Prompt => Copy out all lines where "kind" appears.

─── Materials provided ───

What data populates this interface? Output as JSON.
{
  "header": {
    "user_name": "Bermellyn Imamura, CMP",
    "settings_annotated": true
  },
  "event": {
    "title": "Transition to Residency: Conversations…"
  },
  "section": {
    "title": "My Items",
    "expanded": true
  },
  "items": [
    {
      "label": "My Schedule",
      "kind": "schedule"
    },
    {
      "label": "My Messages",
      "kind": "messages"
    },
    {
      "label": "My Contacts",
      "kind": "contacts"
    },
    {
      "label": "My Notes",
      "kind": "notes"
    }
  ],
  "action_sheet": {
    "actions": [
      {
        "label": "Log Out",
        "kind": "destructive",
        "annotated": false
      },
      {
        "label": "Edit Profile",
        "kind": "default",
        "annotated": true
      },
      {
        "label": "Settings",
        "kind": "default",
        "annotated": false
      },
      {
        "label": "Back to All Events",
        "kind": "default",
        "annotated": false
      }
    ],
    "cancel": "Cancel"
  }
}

───

Answer to the problem =>
      "kind": "schedule"
      "kind": "messages"
      "kind": "contacts"
      "kind": "notes"
        "kind": "destructive",
        "kind": "default",
        "kind": "default",
        "kind": "default",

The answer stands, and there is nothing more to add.